> [Exercise instructions] Look through the material below. Copy every line with the string "name" in it.

(Collection entries)
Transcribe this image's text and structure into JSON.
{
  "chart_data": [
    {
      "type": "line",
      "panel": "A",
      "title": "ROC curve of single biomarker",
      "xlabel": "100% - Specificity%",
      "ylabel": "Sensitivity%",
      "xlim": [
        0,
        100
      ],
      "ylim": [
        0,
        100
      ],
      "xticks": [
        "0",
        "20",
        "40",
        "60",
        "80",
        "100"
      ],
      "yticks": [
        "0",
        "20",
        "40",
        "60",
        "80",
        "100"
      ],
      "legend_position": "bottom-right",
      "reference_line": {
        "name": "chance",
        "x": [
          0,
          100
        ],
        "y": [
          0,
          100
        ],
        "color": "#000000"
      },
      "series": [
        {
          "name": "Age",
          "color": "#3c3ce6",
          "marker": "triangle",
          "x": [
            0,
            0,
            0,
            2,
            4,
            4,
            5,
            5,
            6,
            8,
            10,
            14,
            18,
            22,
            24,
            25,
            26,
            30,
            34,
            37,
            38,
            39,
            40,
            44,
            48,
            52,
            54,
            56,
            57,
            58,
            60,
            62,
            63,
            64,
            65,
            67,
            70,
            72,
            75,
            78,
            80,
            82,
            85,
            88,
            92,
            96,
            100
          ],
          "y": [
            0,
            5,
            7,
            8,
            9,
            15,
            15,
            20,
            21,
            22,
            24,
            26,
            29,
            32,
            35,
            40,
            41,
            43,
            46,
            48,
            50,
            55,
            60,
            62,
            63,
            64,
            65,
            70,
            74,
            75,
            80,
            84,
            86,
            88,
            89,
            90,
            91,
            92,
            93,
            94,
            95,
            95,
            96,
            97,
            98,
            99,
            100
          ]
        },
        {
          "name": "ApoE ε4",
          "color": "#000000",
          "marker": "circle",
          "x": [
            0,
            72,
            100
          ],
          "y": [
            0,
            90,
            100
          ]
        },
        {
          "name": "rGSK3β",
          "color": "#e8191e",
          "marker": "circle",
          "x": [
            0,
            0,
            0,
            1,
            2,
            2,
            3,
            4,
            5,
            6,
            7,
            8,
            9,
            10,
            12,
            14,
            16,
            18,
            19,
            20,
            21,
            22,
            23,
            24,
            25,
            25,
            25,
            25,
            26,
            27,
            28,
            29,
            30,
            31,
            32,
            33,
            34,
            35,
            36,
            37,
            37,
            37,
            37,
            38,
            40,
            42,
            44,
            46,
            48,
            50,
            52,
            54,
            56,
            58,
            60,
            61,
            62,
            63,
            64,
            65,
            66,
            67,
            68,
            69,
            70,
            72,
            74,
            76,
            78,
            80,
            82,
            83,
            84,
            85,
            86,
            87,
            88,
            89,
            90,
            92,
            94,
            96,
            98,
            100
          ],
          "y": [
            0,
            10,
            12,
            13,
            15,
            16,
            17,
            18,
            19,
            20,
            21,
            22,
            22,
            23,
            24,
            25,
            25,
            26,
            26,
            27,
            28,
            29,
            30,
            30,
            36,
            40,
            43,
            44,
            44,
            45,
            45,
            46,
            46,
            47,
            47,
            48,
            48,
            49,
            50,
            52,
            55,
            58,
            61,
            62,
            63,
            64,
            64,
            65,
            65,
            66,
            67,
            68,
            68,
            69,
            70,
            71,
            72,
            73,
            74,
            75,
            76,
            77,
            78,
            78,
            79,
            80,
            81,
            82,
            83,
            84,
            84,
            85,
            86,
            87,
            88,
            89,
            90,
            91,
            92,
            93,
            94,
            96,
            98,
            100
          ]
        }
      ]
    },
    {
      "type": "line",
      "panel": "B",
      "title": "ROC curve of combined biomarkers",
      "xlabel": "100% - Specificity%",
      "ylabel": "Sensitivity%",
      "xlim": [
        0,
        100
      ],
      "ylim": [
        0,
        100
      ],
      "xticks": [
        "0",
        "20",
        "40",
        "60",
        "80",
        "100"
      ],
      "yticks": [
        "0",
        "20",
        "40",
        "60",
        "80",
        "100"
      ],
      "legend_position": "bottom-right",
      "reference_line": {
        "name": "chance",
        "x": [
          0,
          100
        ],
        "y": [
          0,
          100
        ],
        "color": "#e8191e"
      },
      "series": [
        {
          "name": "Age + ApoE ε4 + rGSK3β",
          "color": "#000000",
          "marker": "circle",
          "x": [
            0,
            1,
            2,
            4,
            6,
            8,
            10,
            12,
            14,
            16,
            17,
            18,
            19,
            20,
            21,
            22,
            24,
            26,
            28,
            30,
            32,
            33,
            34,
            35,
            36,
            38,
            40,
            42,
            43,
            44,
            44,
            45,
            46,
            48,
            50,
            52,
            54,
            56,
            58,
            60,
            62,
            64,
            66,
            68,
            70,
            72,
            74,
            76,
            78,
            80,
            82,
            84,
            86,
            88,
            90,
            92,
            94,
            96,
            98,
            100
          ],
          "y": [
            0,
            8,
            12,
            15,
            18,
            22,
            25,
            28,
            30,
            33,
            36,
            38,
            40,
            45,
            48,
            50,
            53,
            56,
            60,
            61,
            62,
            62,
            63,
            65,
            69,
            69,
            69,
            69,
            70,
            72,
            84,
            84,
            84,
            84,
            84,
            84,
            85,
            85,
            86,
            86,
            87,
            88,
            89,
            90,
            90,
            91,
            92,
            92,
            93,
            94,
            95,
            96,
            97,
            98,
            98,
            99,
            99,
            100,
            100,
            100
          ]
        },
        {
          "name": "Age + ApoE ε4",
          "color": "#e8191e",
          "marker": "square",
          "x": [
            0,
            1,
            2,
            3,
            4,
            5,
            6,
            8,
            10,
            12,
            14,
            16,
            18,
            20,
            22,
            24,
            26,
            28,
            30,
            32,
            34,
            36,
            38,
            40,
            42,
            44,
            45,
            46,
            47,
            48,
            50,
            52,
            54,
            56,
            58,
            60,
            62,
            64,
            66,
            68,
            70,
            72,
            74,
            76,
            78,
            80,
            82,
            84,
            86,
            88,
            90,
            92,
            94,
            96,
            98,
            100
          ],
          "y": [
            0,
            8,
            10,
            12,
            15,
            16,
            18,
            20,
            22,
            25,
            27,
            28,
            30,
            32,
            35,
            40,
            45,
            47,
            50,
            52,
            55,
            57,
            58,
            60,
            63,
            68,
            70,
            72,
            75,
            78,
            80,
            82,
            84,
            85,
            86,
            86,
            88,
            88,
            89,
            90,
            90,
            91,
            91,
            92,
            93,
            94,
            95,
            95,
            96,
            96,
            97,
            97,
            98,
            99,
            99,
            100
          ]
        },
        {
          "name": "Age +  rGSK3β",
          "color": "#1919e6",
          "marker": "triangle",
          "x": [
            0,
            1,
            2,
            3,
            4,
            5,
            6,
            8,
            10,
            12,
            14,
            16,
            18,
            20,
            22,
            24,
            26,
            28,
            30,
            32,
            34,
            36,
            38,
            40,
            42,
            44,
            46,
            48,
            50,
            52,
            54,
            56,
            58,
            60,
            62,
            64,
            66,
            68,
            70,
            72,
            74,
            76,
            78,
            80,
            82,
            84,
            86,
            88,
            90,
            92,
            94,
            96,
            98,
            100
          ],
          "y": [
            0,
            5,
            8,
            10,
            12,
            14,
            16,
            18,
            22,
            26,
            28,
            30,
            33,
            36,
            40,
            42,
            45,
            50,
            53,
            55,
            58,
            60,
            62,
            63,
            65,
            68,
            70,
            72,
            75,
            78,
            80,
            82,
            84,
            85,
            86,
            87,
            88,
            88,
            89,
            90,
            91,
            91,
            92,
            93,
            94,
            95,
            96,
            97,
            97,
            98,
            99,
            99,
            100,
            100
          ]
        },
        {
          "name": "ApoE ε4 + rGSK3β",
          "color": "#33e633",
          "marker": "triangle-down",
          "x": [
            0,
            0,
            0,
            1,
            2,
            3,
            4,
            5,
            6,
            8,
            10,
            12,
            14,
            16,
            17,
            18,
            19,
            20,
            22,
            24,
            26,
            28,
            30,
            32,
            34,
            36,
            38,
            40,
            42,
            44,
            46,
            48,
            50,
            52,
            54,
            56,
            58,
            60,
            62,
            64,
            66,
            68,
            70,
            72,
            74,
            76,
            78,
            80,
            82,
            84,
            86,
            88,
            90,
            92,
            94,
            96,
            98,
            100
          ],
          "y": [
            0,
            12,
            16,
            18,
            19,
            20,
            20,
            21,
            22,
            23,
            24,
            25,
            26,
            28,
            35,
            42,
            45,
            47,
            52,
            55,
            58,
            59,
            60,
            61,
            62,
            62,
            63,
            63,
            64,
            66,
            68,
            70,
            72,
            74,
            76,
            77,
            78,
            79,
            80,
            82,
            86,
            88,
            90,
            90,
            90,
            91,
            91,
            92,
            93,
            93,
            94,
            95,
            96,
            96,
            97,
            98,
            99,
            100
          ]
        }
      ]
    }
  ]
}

> [Solution to this task]
        "name": "chance",
          "name": "Age",
          "name": "ApoE ε4",
          "name": "rGSK3β",
        "name": "chance",
          "name": "Age + ApoE ε4 + rGSK3β",
          "name": "Age + ApoE ε4",
          "name": "Age +  rGSK3β",
          "name": "ApoE ε4 + rGSK3β",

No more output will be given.